• [Challenge]: Reproduce the listing exactly and skip over any pictures.

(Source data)
+ + + + +

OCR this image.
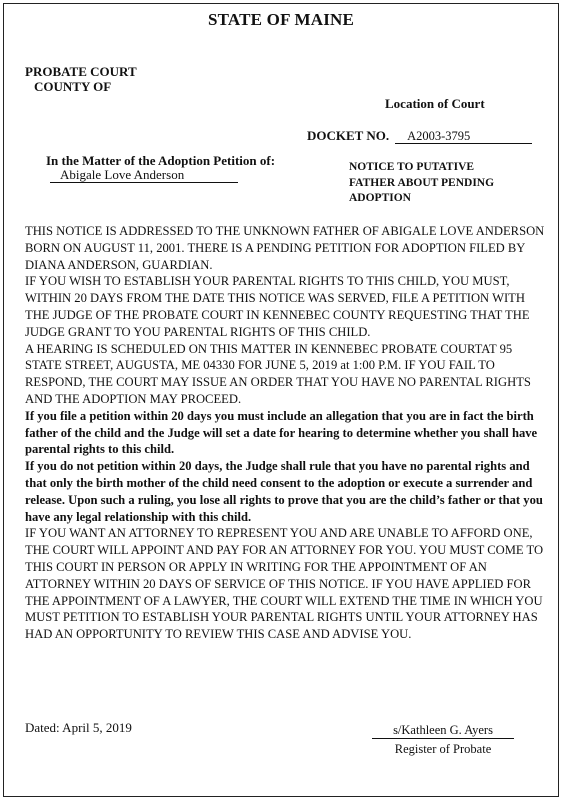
STATE OF MAINE
PROBATE COURT
COUNTY OF
Location of Court
DOCKET NO. A2003-3795
In the Matter of the Adoption Petition of:
Abigale Love Anderson	NOTICE TO PUTATIVE
FATHER ABOUT PENDING
ADOPTION

THIS NOTICE IS ADDRESSED TO THE UNKNOWN FATHER OF ABIGALE LOVE ANDERSON BORN ON AUGUST 11, 2001. THERE IS A PENDING PETITION FOR ADOPTION FILED BY DIANA ANDERSON, GUARDIAN.

IF YOU WISH TO ESTABLISH YOUR PARENTAL RIGHTS TO THIS CHILD, YOU MUST, WITHIN 20 DAYS FROM THE DATE THIS NOTICE WAS SERVED, FILE A PETITION WITH THE JUDGE OF THE PROBATE COURT IN KENNEBEC COUNTY REQUESTING THAT THE JUDGE GRANT TO YOU PARENTAL RIGHTS OF THIS CHILD.

A HEARING IS SCHEDULED ON THIS MATTER IN KENNEBEC PROBATE COURTAT 95 STATE STREET, AUGUSTA, ME 04330 FOR JUNE 5, 2019 at 1:00 P.M. IF YOU FAIL TO RESPOND, THE COURT MAY ISSUE AN ORDER THAT YOU HAVE NO PARENTAL RIGHTS AND THE ADOPTION MAY PROCEED.

If you file a petition within 20 days you must include an allegation that you are in fact the birth father of the child and the Judge will set a date for hearing to determine whether you shall have parental rights to this child.

If you do not petition within 20 days, the Judge shall rule that you have no parental rights and that only the birth mother of the child need consent to the adoption or execute a surrender and release. Upon such a ruling, you lose all rights to prove that you are the child’s father or that you have any legal relationship with this child.

IF YOU WANT AN ATTORNEY TO REPRESENT YOU AND ARE UNABLE TO AFFORD ONE, THE COURT WILL APPOINT AND PAY FOR AN ATTORNEY FOR YOU. YOU MUST COME TO THIS COURT IN PERSON OR APPLY IN WRITING FOR THE APPOINTMENT OF AN ATTORNEY WITHIN 20 DAYS OF SERVICE OF THIS NOTICE. IF YOU HAVE APPLIED FOR THE APPOINTMENT OF A LAWYER, THE COURT WILL EXTEND THE TIME IN WHICH YOU MUST PETITION TO ESTABLISH YOUR PARENTAL RIGHTS UNTIL YOUR ATTORNEY HAS HAD AN OPPORTUNITY TO REVIEW THIS CASE AND ADVISE YOU.

Dated: April 5, 2019	s/Kathleen G. Ayers
Register of Probate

+ + + + +

• [Answer]:
OCR this image.
STATE OF MAINE
PROBATE COURT
COUNTY OF
Location of Court
DOCKET NO. A2003-3795
In the Matter of the Adoption Petition of:
Abigale Love Anderson	NOTICE TO PUTATIVE
FATHER ABOUT PENDING
ADOPTION

THIS NOTICE IS ADDRESSED TO THE UNKNOWN FATHER OF ABIGALE LOVE ANDERSON BORN ON AUGUST 11, 2001. THERE IS A PENDING PETITION FOR ADOPTION FILED BY DIANA ANDERSON, GUARDIAN.

IF YOU WISH TO ESTABLISH YOUR PARENTAL RIGHTS TO THIS CHILD, YOU MUST, WITHIN 20 DAYS FROM THE DATE THIS NOTICE WAS SERVED, FILE A PETITION WITH THE JUDGE OF THE PROBATE COURT IN KENNEBEC COUNTY REQUESTING THAT THE JUDGE GRANT TO YOU PARENTAL RIGHTS OF THIS CHILD.

A HEARING IS SCHEDULED ON THIS MATTER IN KENNEBEC PROBATE COURTAT 95 STATE STREET, AUGUSTA, ME 04330 FOR JUNE 5, 2019 at 1:00 P.M. IF YOU FAIL TO RESPOND, THE COURT MAY ISSUE AN ORDER THAT YOU HAVE NO PARENTAL RIGHTS AND THE ADOPTION MAY PROCEED.

If you file a petition within 20 days you must include an allegation that you are in fact the birth father of the child and the Judge will set a date for hearing to determine whether you shall have parental rights to this child.

If you do not petition within 20 days, the Judge shall rule that you have no parental rights and that only the birth mother of the child need consent to the adoption or execute a surrender and release. Upon such a ruling, you lose all rights to prove that you are the child’s father or that you have any legal relationship with this child.

IF YOU WANT AN ATTORNEY TO REPRESENT YOU AND ARE UNABLE TO AFFORD ONE, THE COURT WILL APPOINT AND PAY FOR AN ATTORNEY FOR YOU. YOU MUST COME TO THIS COURT IN PERSON OR APPLY IN WRITING FOR THE APPOINTMENT OF AN ATTORNEY WITHIN 20 DAYS OF SERVICE OF THIS NOTICE. IF YOU HAVE APPLIED FOR THE APPOINTMENT OF A LAWYER, THE COURT WILL EXTEND THE TIME IN WHICH YOU MUST PETITION TO ESTABLISH YOUR PARENTAL RIGHTS UNTIL YOUR ATTORNEY HAS HAD AN OPPORTUNITY TO REVIEW THIS CASE AND ADVISE YOU.

Dated: April 5, 2019	s/Kathleen G. Ayers
Register of Probate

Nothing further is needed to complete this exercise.